**Task to complete**
Omit every picture and write out the rest of the records exactly.

_ _ _ _ _

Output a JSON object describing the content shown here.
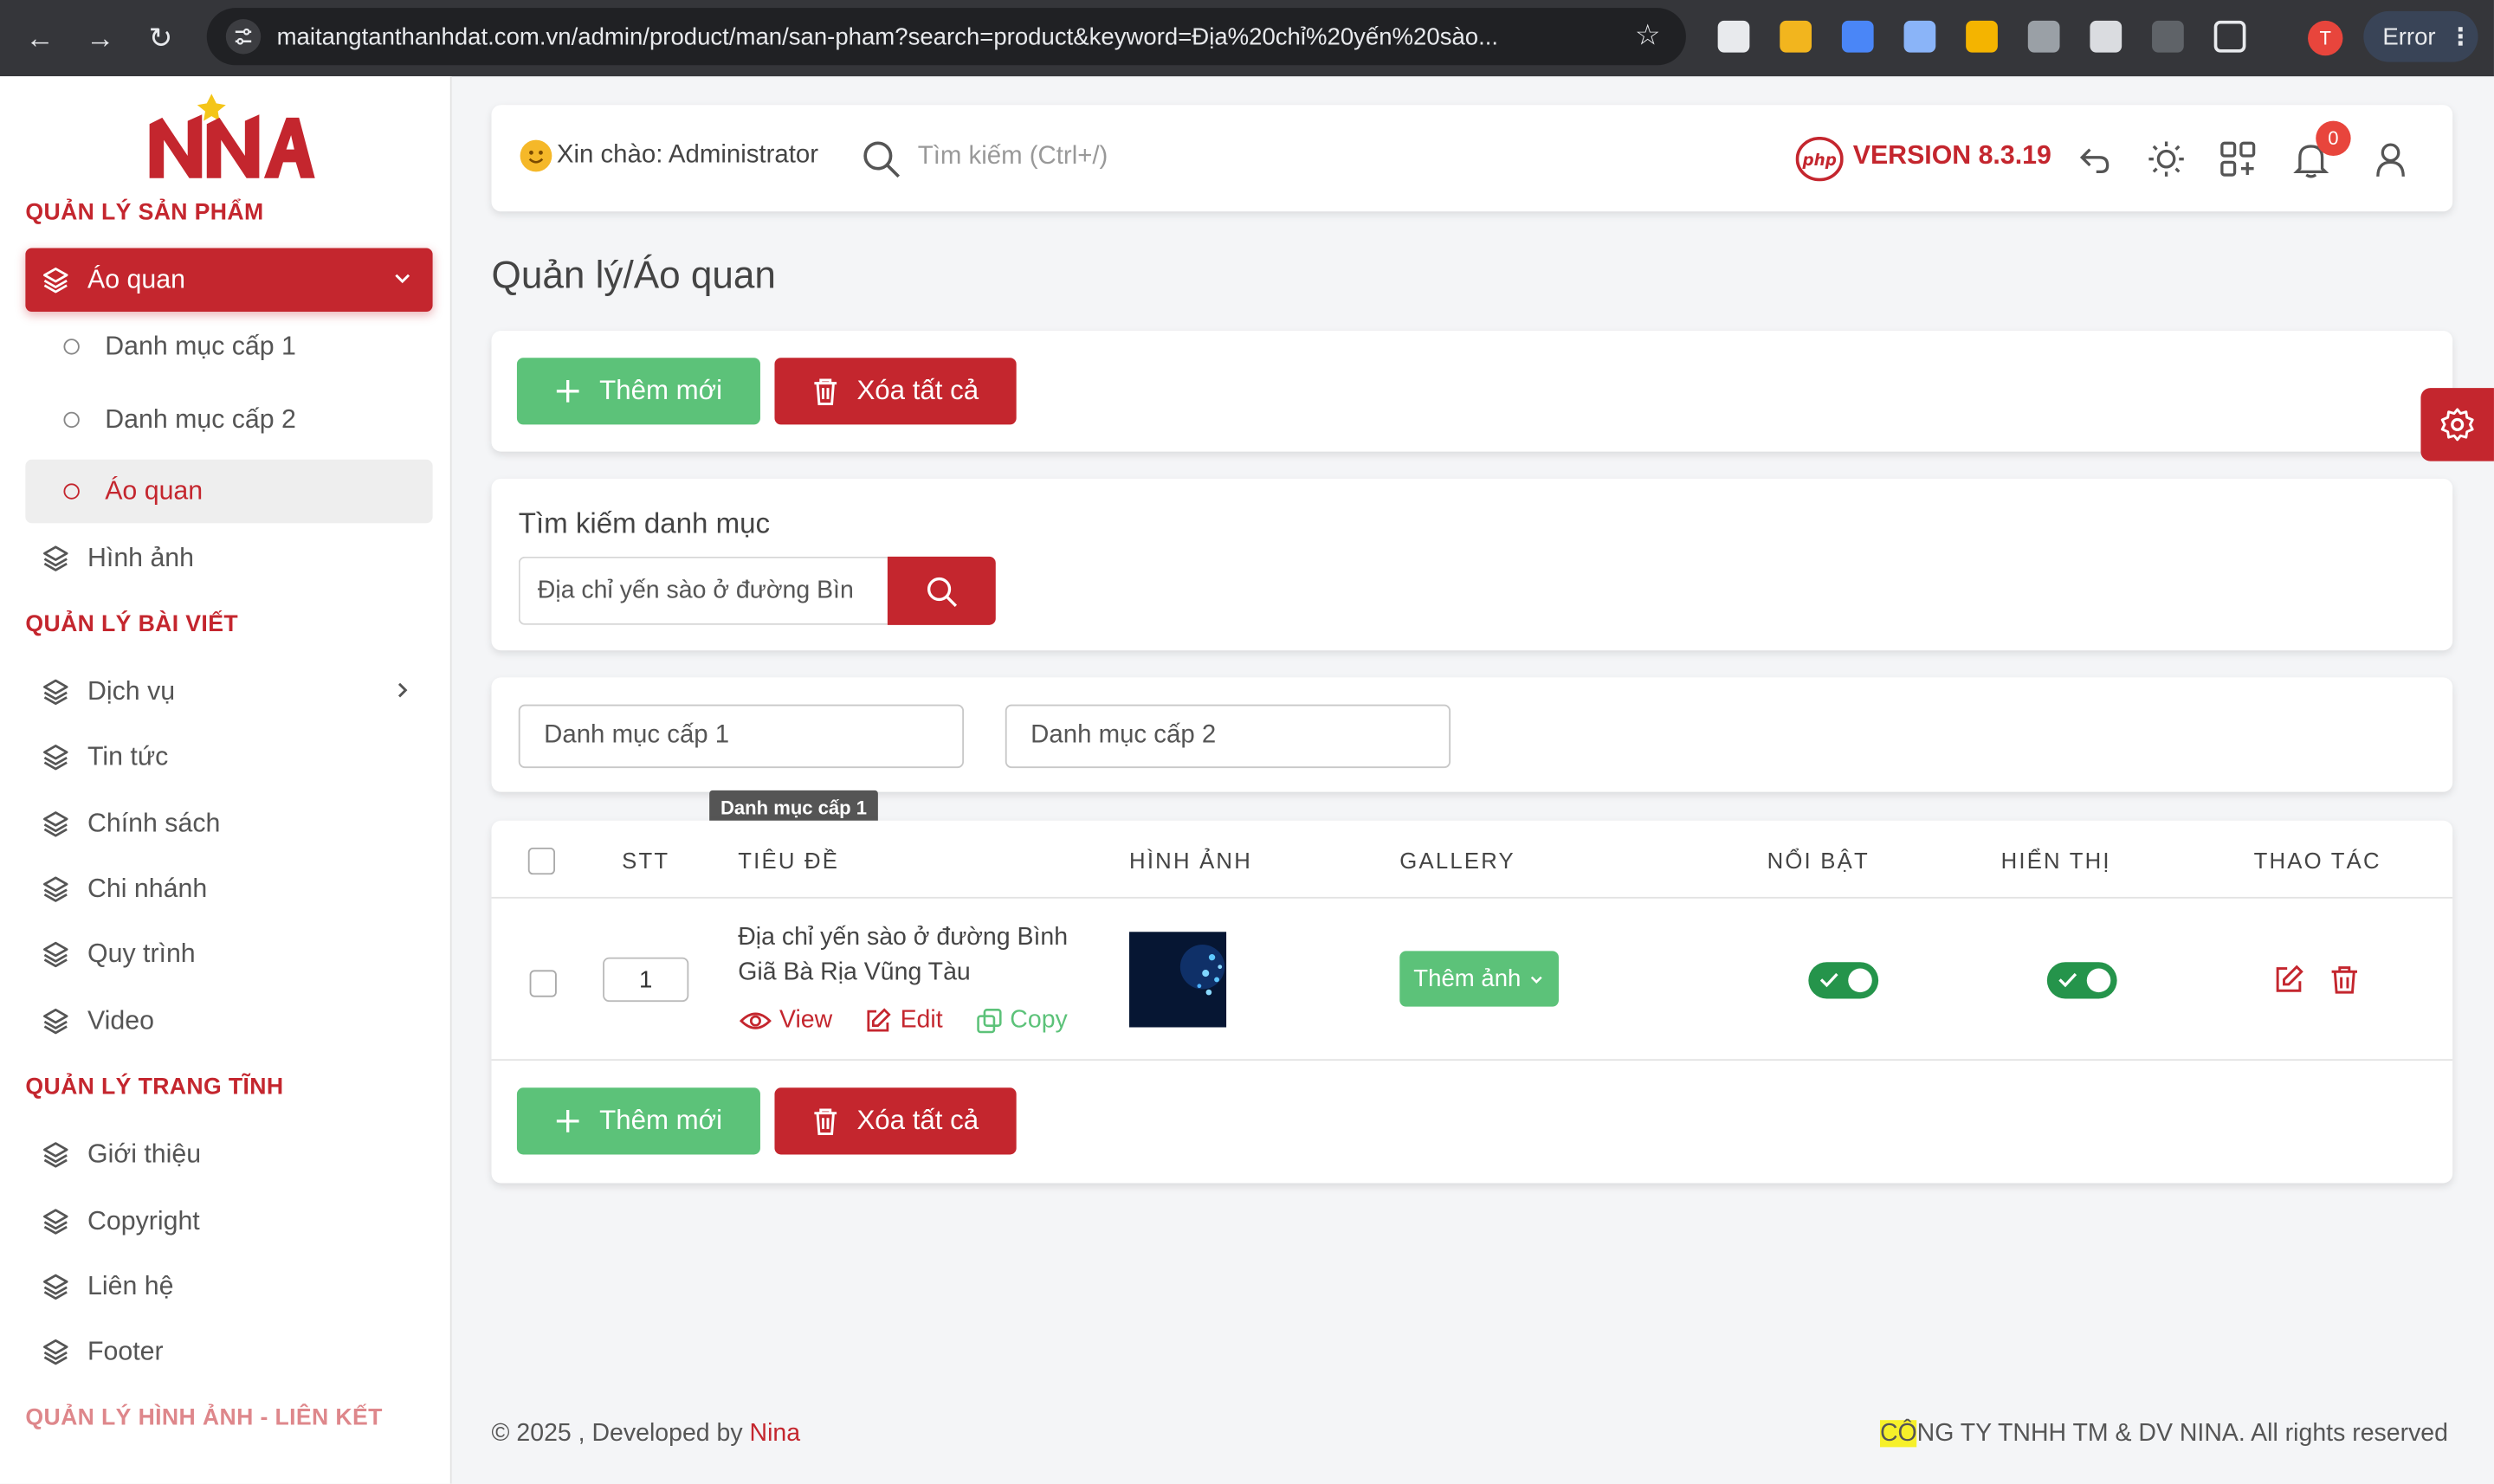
{
  "browser": {
    "url": "maitangtanthanhdat.com.vn/admin/product/man/san-pham?search=product&keyword=Địa%20chỉ%20yến%20sào...",
    "profile_initial": "T",
    "error_label": "Error"
  },
  "sidebar": {
    "sections": {
      "products": "QUẢN LÝ SẢN PHẨM",
      "articles": "QUẢN LÝ BÀI VIẾT",
      "static": "QUẢN LÝ TRANG TĨNH",
      "images": "QUẢN LÝ HÌNH ẢNH - LIÊN KẾT"
    },
    "active_item": "Áo quan",
    "sub_items": [
      "Danh mục cấp 1",
      "Danh mục cấp 2",
      "Áo quan"
    ],
    "image_item": "Hình ảnh",
    "article_items": [
      "Dịch vụ",
      "Tin tức",
      "Chính sách",
      "Chi nhánh",
      "Quy trình",
      "Video"
    ],
    "static_items": [
      "Giới thiệu",
      "Copyright",
      "Liên hệ",
      "Footer"
    ]
  },
  "header": {
    "greeting": "Xin chào: Administrator",
    "search_placeholder": "Tìm kiếm (Ctrl+/)",
    "version": "VERSION 8.3.19",
    "notification_count": "0"
  },
  "page": {
    "title": "Quản lý/Áo quan",
    "add_label": "Thêm mới",
    "delete_all_label": "Xóa tất cả"
  },
  "search": {
    "label": "Tìm kiếm danh mục",
    "value": "Địa chỉ yến sào ở đường Bìn"
  },
  "filters": {
    "level1": "Danh mục cấp 1",
    "level2": "Danh mục cấp 2",
    "tooltip": "Danh mục cấp 1"
  },
  "table": {
    "columns": [
      "STT",
      "TIÊU ĐỀ",
      "HÌNH ẢNH",
      "GALLERY",
      "NỔI BẬT",
      "HIỂN THỊ",
      "THAO TÁC"
    ],
    "rows": [
      {
        "stt": "1",
        "title": "Địa chỉ yến sào ở đường Bình Giã Bà Rịa Vũng Tàu",
        "view": "View",
        "edit": "Edit",
        "copy": "Copy",
        "gallery": "Thêm ảnh",
        "featured": true,
        "visible": true
      }
    ]
  },
  "footer": {
    "left_prefix": "© 2025 , Developed by ",
    "left_brand": "Nina",
    "right_highlight": "CÔ",
    "right_rest": "NG TY TNHH TM & DV NINA. All rights reserved"
  },
  "colors": {
    "brand_red": "#c4262e",
    "green": "#5cc279",
    "toggle_green": "#25944b"
  }
}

_ _ _ _ _

**The result**
Output a JSON object describing the content shown here.
{
  "browser": {
    "url": "maitangtanthanhdat.com.vn/admin/product/man/san-pham?search=product&keyword=Địa%20chỉ%20yến%20sào...",
    "profile_initial": "T",
    "error_label": "Error"
  },
  "sidebar": {
    "sections": {
      "products": "QUẢN LÝ SẢN PHẨM",
      "articles": "QUẢN LÝ BÀI VIẾT",
      "static": "QUẢN LÝ TRANG TĨNH",
      "images": "QUẢN LÝ HÌNH ẢNH - LIÊN KẾT"
    },
    "active_item": "Áo quan",
    "sub_items": [
      "Danh mục cấp 1",
      "Danh mục cấp 2",
      "Áo quan"
    ],
    "image_item": "Hình ảnh",
    "article_items": [
      "Dịch vụ",
      "Tin tức",
      "Chính sách",
      "Chi nhánh",
      "Quy trình",
      "Video"
    ],
    "static_items": [
      "Giới thiệu",
      "Copyright",
      "Liên hệ",
      "Footer"
    ]
  },
  "header": {
    "greeting": "Xin chào: Administrator",
    "search_placeholder": "Tìm kiếm (Ctrl+/)",
    "version": "VERSION 8.3.19",
    "notification_count": "0"
  },
  "page": {
    "title": "Quản lý/Áo quan",
    "add_label": "Thêm mới",
    "delete_all_label": "Xóa tất cả"
  },
  "search": {
    "label": "Tìm kiếm danh mục",
    "value": "Địa chỉ yến sào ở đường Bìn"
  },
  "filters": {
    "level1": "Danh mục cấp 1",
    "level2": "Danh mục cấp 2",
    "tooltip": "Danh mục cấp 1"
  },
  "table": {
    "columns": [
      "STT",
      "TIÊU ĐỀ",
      "HÌNH ẢNH",
      "GALLERY",
      "NỔI BẬT",
      "HIỂN THỊ",
      "THAO TÁC"
    ],
    "rows": [
      {
        "stt": "1",
        "title": "Địa chỉ yến sào ở đường Bình Giã Bà Rịa Vũng Tàu",
        "view": "View",
        "edit": "Edit",
        "copy": "Copy",
        "gallery": "Thêm ảnh",
        "featured": true,
        "visible": true
      }
    ]
  },
  "footer": {
    "left_prefix": "© 2025 , Developed by ",
    "left_brand": "Nina",
    "right_highlight": "CÔ",
    "right_rest": "NG TY TNHH TM & DV NINA. All rights reserved"
  },
  "colors": {
    "brand_red": "#c4262e",
    "green": "#5cc279",
    "toggle_green": "#25944b"
  }
}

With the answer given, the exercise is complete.